───── Records for the task ─────

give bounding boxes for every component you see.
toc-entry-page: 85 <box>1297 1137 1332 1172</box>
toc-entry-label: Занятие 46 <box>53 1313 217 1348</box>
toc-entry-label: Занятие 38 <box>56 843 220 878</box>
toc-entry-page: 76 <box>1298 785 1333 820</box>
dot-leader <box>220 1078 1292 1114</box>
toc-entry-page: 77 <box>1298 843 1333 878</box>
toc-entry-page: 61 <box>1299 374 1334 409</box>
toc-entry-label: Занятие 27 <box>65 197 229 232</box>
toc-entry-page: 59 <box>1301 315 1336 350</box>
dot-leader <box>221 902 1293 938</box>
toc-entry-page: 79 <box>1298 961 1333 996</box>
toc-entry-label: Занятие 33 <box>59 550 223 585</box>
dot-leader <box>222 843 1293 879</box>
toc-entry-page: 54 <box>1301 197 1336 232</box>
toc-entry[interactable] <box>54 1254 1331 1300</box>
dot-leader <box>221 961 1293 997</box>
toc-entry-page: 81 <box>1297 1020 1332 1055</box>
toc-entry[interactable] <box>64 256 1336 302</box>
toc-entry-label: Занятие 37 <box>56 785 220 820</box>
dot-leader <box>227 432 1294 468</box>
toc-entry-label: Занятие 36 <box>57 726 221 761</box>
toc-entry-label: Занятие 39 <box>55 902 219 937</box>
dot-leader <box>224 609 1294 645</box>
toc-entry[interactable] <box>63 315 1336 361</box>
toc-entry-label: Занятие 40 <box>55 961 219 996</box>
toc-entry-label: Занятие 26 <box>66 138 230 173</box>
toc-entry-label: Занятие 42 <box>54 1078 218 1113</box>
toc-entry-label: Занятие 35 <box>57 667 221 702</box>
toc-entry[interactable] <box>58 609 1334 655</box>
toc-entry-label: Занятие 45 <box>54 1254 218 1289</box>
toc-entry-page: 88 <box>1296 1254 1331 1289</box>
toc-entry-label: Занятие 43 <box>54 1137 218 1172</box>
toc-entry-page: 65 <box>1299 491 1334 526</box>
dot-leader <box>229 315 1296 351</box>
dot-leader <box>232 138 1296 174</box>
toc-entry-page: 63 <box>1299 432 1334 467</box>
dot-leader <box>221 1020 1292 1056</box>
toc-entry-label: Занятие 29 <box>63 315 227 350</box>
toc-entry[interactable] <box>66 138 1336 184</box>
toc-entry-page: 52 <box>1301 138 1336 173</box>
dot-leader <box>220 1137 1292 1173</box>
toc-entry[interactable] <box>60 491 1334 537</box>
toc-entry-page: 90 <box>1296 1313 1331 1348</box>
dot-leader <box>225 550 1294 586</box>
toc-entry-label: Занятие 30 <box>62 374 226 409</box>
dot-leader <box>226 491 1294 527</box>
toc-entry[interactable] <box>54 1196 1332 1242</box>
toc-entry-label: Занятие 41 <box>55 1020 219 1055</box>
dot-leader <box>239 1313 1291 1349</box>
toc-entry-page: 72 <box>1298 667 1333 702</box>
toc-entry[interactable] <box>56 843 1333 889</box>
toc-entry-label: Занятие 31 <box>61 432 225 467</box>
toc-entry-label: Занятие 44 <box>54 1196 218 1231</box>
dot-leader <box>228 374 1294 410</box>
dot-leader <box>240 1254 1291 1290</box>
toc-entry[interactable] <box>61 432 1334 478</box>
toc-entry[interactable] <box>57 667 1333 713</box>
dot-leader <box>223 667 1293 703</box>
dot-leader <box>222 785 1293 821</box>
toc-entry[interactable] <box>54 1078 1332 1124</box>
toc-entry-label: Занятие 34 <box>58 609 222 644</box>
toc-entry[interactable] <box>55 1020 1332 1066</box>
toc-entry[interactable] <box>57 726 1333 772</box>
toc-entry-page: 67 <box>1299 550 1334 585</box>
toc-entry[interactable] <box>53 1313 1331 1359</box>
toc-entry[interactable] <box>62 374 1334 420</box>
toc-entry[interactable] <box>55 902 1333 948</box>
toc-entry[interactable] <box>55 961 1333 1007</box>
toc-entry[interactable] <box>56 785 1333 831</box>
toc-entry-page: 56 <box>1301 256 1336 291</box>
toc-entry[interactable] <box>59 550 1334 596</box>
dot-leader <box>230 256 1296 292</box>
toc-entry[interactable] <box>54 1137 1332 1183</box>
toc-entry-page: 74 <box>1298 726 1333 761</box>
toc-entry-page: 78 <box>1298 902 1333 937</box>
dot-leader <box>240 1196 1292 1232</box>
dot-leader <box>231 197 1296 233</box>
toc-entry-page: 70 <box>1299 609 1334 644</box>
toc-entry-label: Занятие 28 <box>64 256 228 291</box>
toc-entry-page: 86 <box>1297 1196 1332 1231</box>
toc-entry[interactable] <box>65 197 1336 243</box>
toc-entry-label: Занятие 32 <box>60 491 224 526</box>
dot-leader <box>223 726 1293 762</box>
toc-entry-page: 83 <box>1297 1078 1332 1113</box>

─────

## Stated task
Reproduce all of the records above line for line, without changing a single character.

## Result of this task
give bounding boxes for every component you see.
toc-entry-page: 85 <box>1297 1137 1332 1172</box>
toc-entry-label: Занятие 46 <box>53 1313 217 1348</box>
toc-entry-label: Занятие 38 <box>56 843 220 878</box>
toc-entry-page: 76 <box>1298 785 1333 820</box>
dot-leader <box>220 1078 1292 1114</box>
toc-entry-page: 77 <box>1298 843 1333 878</box>
toc-entry-page: 61 <box>1299 374 1334 409</box>
toc-entry-label: Занятие 27 <box>65 197 229 232</box>
toc-entry-page: 59 <box>1301 315 1336 350</box>
dot-leader <box>221 902 1293 938</box>
toc-entry-page: 79 <box>1298 961 1333 996</box>
toc-entry-label: Занятие 33 <box>59 550 223 585</box>
dot-leader <box>222 843 1293 879</box>
toc-entry-page: 54 <box>1301 197 1336 232</box>
toc-entry[interactable] <box>54 1254 1331 1300</box>
dot-leader <box>221 961 1293 997</box>
toc-entry-page: 81 <box>1297 1020 1332 1055</box>
toc-entry[interactable] <box>64 256 1336 302</box>
toc-entry-label: Занятие 37 <box>56 785 220 820</box>
dot-leader <box>227 432 1294 468</box>
toc-entry-label: Занятие 36 <box>57 726 221 761</box>
toc-entry-label: Занятие 39 <box>55 902 219 937</box>
dot-leader <box>224 609 1294 645</box>
toc-entry[interactable] <box>63 315 1336 361</box>
toc-entry-label: Занятие 40 <box>55 961 219 996</box>
toc-entry-label: Занятие 26 <box>66 138 230 173</box>
toc-entry-label: Занятие 42 <box>54 1078 218 1113</box>
toc-entry-label: Занятие 35 <box>57 667 221 702</box>
toc-entry[interactable] <box>58 609 1334 655</box>
toc-entry-label: Занятие 45 <box>54 1254 218 1289</box>
toc-entry-page: 88 <box>1296 1254 1331 1289</box>
toc-entry-label: Занятие 43 <box>54 1137 218 1172</box>
toc-entry-page: 65 <box>1299 491 1334 526</box>
dot-leader <box>229 315 1296 351</box>
dot-leader <box>232 138 1296 174</box>
toc-entry-page: 63 <box>1299 432 1334 467</box>
dot-leader <box>221 1020 1292 1056</box>
toc-entry-label: Занятие 29 <box>63 315 227 350</box>
toc-entry[interactable] <box>66 138 1336 184</box>
toc-entry-page: 52 <box>1301 138 1336 173</box>
dot-leader <box>220 1137 1292 1173</box>
toc-entry[interactable] <box>60 491 1334 537</box>
toc-entry-page: 90 <box>1296 1313 1331 1348</box>
dot-leader <box>225 550 1294 586</box>
toc-entry-label: Занятие 30 <box>62 374 226 409</box>
dot-leader <box>226 491 1294 527</box>
toc-entry[interactable] <box>54 1196 1332 1242</box>
toc-entry-label: Занятие 41 <box>55 1020 219 1055</box>
dot-leader <box>239 1313 1291 1349</box>
toc-entry-page: 72 <box>1298 667 1333 702</box>
toc-entry[interactable] <box>56 843 1333 889</box>
toc-entry-label: Занятие 31 <box>61 432 225 467</box>
toc-entry-label: Занятие 44 <box>54 1196 218 1231</box>
dot-leader <box>228 374 1294 410</box>
dot-leader <box>240 1254 1291 1290</box>
toc-entry[interactable] <box>61 432 1334 478</box>
toc-entry[interactable] <box>57 667 1333 713</box>
dot-leader <box>223 667 1293 703</box>
dot-leader <box>222 785 1293 821</box>
toc-entry[interactable] <box>54 1078 1332 1124</box>
toc-entry-label: Занятие 34 <box>58 609 222 644</box>
toc-entry[interactable] <box>55 1020 1332 1066</box>
toc-entry[interactable] <box>57 726 1333 772</box>
toc-entry-page: 67 <box>1299 550 1334 585</box>
toc-entry[interactable] <box>53 1313 1331 1359</box>
toc-entry[interactable] <box>62 374 1334 420</box>
toc-entry[interactable] <box>55 902 1333 948</box>
toc-entry[interactable] <box>55 961 1333 1007</box>
toc-entry[interactable] <box>56 785 1333 831</box>
toc-entry-page: 56 <box>1301 256 1336 291</box>
toc-entry[interactable] <box>59 550 1334 596</box>
dot-leader <box>230 256 1296 292</box>
toc-entry[interactable] <box>54 1137 1332 1183</box>
toc-entry-page: 74 <box>1298 726 1333 761</box>
toc-entry-page: 78 <box>1298 902 1333 937</box>
dot-leader <box>240 1196 1292 1232</box>
dot-leader <box>231 197 1296 233</box>
toc-entry-page: 70 <box>1299 609 1334 644</box>
toc-entry-label: Занятие 28 <box>64 256 228 291</box>
toc-entry-page: 86 <box>1297 1196 1332 1231</box>
toc-entry[interactable] <box>65 197 1336 243</box>
toc-entry-label: Занятие 32 <box>60 491 224 526</box>
dot-leader <box>223 726 1293 762</box>
toc-entry-page: 83 <box>1297 1078 1332 1113</box>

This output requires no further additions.